Figure record extracts

________________

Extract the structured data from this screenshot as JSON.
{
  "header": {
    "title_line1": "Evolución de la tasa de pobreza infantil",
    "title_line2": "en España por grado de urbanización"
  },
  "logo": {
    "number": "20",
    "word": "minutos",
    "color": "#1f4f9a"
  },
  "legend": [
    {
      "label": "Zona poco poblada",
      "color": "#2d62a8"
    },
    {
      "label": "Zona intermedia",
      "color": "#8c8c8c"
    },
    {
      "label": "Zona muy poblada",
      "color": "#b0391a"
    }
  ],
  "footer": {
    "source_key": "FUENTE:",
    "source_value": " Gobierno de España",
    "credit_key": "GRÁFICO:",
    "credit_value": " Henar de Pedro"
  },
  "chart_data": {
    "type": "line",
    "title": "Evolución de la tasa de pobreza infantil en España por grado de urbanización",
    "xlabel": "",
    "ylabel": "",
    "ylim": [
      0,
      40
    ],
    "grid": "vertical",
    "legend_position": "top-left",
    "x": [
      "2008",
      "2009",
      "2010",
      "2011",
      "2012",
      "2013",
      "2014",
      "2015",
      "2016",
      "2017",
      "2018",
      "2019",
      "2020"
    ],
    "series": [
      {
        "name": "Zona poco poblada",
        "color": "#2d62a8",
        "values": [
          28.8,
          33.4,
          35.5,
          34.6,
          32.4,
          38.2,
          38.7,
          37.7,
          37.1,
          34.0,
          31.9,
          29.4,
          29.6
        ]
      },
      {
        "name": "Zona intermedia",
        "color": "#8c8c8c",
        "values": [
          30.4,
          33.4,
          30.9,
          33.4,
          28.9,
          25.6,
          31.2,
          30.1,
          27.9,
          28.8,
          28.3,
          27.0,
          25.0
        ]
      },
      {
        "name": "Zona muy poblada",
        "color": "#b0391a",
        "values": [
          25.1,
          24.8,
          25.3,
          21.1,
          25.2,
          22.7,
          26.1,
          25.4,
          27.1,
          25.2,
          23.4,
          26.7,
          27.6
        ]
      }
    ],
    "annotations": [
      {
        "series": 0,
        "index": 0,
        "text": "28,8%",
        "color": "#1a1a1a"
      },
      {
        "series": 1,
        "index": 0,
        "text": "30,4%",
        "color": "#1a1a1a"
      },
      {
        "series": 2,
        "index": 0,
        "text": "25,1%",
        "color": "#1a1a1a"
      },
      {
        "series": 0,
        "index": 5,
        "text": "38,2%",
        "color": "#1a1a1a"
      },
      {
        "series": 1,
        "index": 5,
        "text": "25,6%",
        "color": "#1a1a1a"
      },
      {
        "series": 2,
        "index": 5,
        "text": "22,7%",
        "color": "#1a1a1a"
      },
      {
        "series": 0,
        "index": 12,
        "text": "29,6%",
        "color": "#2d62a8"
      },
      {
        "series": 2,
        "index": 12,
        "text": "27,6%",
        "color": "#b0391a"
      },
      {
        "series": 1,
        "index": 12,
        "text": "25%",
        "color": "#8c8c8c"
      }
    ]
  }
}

________________

Read through the lines above and collect those that contain the string "text".

__Task response__
        "text": "28,8%",
        "text": "30,4%",
        "text": "25,1%",
        "text": "38,2%",
        "text": "25,6%",
        "text": "22,7%",
        "text": "29,6%",
        "text": "27,6%",
        "text": "25%",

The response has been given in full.